▸ What to do:
Find all lines in the records that include the word "Destinatari", and copy them out.

▸ Data shown:

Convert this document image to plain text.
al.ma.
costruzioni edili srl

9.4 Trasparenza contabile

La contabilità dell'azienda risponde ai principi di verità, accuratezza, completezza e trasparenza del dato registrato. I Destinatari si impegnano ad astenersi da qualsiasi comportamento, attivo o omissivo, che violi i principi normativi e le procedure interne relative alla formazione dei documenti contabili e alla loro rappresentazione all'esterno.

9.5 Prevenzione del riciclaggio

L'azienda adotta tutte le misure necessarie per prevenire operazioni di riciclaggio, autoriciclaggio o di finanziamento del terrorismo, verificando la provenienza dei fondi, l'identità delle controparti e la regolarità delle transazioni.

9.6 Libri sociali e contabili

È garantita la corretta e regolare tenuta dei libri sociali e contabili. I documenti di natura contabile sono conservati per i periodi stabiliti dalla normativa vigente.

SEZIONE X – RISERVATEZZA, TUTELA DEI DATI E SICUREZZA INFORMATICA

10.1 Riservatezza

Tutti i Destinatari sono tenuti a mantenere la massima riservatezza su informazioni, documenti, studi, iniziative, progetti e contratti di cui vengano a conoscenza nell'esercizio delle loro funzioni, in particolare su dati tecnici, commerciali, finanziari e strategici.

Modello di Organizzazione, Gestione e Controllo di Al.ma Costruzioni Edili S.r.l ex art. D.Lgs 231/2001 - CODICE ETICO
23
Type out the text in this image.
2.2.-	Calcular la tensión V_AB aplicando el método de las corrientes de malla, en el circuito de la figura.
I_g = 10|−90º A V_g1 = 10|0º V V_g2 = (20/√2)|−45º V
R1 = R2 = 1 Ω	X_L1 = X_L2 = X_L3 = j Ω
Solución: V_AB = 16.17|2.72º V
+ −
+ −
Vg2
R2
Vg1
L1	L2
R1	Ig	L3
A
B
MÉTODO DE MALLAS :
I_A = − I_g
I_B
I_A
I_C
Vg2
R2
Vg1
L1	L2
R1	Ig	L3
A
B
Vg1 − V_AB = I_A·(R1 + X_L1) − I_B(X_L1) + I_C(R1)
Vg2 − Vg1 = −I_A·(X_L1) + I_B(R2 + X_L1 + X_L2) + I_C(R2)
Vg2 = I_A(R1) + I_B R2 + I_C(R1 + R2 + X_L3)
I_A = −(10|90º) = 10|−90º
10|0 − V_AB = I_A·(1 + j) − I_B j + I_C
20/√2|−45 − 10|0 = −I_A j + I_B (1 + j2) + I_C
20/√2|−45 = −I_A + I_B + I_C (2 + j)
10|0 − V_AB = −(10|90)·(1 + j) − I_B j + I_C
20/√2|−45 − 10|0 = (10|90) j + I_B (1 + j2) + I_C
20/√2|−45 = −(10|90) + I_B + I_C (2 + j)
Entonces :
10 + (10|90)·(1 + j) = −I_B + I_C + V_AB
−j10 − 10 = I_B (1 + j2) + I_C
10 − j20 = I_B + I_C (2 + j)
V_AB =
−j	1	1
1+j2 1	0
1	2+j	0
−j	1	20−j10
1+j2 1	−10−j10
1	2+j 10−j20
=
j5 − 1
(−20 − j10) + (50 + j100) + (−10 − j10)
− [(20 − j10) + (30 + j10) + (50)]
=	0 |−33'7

▸ Answer in full:
La contabilità dell'azienda risponde ai principi di verità, accuratezza, completezza e trasparenza del dato registrato. I Destinatari si impegnano ad astenersi da qualsiasi comportamento, attivo o omissivo, che violi i principi normativi e le procedure interne relative alla formazione dei documenti contabili e alla loro rappresentazione all'esterno.
Tutti i Destinatari sono tenuti a mantenere la massima riservatezza su informazioni, documenti, studi, iniziative, progetti e contratti di cui vengano a conoscenza nell'esercizio delle loro funzioni, in particolare su dati tecnici, commerciali, finanziari e strategici.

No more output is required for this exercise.